━━━━━ STORED ROWS ━━━━━

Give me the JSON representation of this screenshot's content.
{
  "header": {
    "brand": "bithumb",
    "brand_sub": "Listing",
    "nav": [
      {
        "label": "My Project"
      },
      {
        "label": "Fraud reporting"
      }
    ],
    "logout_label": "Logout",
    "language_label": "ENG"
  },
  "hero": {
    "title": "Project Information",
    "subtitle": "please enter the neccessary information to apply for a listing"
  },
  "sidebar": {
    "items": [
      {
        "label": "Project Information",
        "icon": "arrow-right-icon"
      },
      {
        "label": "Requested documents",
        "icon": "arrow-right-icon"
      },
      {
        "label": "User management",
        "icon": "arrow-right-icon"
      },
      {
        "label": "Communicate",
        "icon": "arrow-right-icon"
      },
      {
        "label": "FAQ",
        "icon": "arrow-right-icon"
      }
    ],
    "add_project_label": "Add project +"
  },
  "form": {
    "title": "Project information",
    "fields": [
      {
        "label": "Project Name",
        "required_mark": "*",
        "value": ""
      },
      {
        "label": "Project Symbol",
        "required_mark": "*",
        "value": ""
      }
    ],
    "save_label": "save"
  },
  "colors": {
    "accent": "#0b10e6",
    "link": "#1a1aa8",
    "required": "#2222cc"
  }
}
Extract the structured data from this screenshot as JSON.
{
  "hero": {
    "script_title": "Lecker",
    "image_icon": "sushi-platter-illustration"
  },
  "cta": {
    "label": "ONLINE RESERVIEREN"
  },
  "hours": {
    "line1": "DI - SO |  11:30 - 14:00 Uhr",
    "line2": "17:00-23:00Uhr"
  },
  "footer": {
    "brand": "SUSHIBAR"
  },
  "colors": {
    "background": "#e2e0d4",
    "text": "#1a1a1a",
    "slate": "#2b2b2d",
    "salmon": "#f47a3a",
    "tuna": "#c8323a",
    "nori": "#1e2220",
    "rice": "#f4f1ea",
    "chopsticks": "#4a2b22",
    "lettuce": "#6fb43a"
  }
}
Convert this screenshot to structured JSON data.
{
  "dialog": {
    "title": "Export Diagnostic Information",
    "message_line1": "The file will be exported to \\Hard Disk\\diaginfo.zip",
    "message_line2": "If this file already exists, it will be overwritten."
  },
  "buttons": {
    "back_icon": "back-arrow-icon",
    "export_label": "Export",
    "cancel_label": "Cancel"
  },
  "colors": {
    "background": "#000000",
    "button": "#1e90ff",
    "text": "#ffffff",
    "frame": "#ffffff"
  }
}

━━━━━

**WHAT IS NEEDED**
Lines holding the word "this" in the entries above are the ones to pull out. Copy them all.

**SOLUTION TO THE PROBLEM**
Give me the JSON representation of this screenshot's content.
Extract the structured data from this screenshot as JSON.
Convert this screenshot to structured JSON data.
    "message_line2": "If this file already exists, it will be overwritten."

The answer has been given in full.